* Problem details: Gather up every line that includes the string "Sydney".

+++ Working data +++

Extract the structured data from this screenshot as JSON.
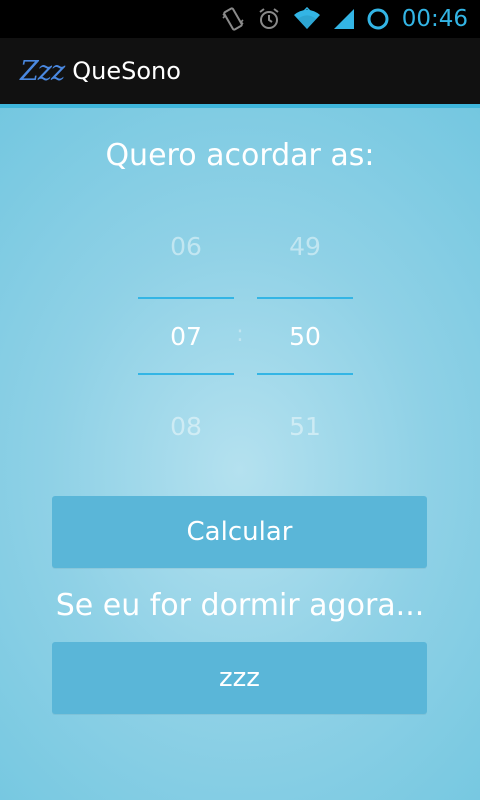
{
  "status_bar": {
    "time": "00:46",
    "icons": [
      "vibrate-icon",
      "alarm-icon",
      "wifi-icon",
      "signal-icon",
      "sync-icon"
    ]
  },
  "action_bar": {
    "icon_text": "Zzz",
    "title": "QueSono"
  },
  "main": {
    "heading": "Quero acordar as:",
    "hour_picker": {
      "prev": "06",
      "current": "07",
      "next": "08"
    },
    "minute_picker": {
      "prev": "49",
      "current": "50",
      "next": "51"
    },
    "separator": ":",
    "calculate_label": "Calcular",
    "sleep_now_text": "Se eu for dormir agora...",
    "sleep_button_label": "zzz"
  },
  "colors": {
    "accent": "#33b5e5",
    "background": "#8fd1e6",
    "button": "#5ab6d8"
  }
}
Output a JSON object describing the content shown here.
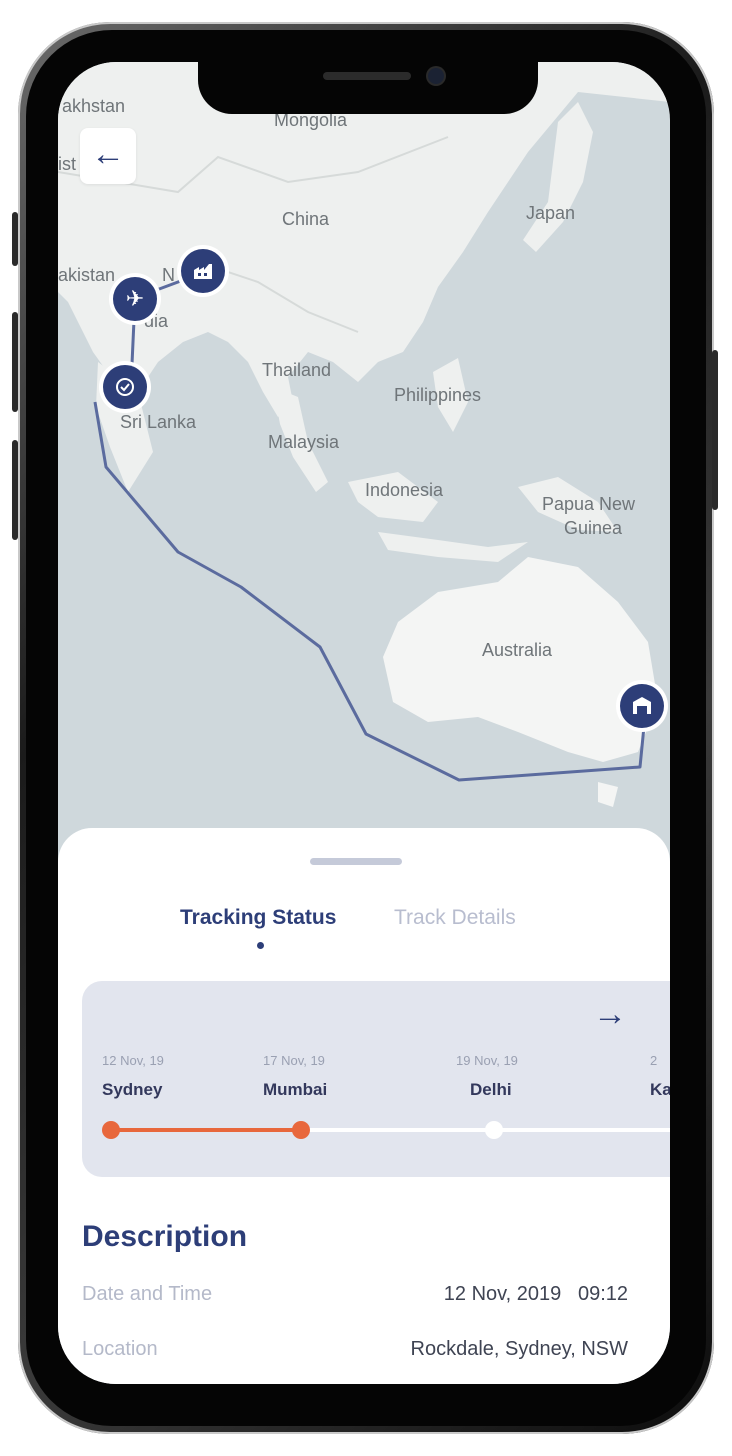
{
  "map": {
    "labels": {
      "kazakhstan": "akhstan",
      "mongolia": "Mongolia",
      "china": "China",
      "japan": "Japan",
      "pakistan": "akistan",
      "nepal": "N",
      "india": "dia",
      "thailand": "Thailand",
      "philippines": "Philippines",
      "sri_lanka": "Sri Lanka",
      "malaysia": "Malaysia",
      "indonesia": "Indonesia",
      "papua_new_guinea_1": "Papua New",
      "papua_new_guinea_2": "Guinea",
      "australia": "Australia",
      "edge_fragment": "ist"
    },
    "back_icon": "arrow-left-icon",
    "pins": [
      "factory-icon",
      "airplane-icon",
      "check-icon",
      "warehouse-icon"
    ],
    "route_color": "#5b6b9e",
    "pin_color": "#2d3e78"
  },
  "sheet": {
    "tabs": [
      {
        "label": "Tracking Status",
        "active": true
      },
      {
        "label": "Track Details",
        "active": false
      }
    ],
    "timeline": {
      "next_icon": "arrow-right-icon",
      "stops": [
        {
          "date": "12 Nov, 19",
          "city": "Sydney",
          "status": "done"
        },
        {
          "date": "17 Nov, 19",
          "city": "Mumbai",
          "status": "current"
        },
        {
          "date": "19 Nov, 19",
          "city": "Delhi",
          "status": "pending"
        },
        {
          "date": "2",
          "city": "Kath",
          "status": "pending"
        }
      ],
      "accent_color": "#e8673c"
    },
    "description": {
      "title": "Description",
      "rows": [
        {
          "label": "Date and Time",
          "value": "12 Nov, 2019   09:12"
        },
        {
          "label": "Location",
          "value": "Rockdale, Sydney, NSW"
        }
      ]
    }
  }
}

+++

* Expected answer:
          "city": "Sydney",
          "value": "Rockdale, Sydney, NSW"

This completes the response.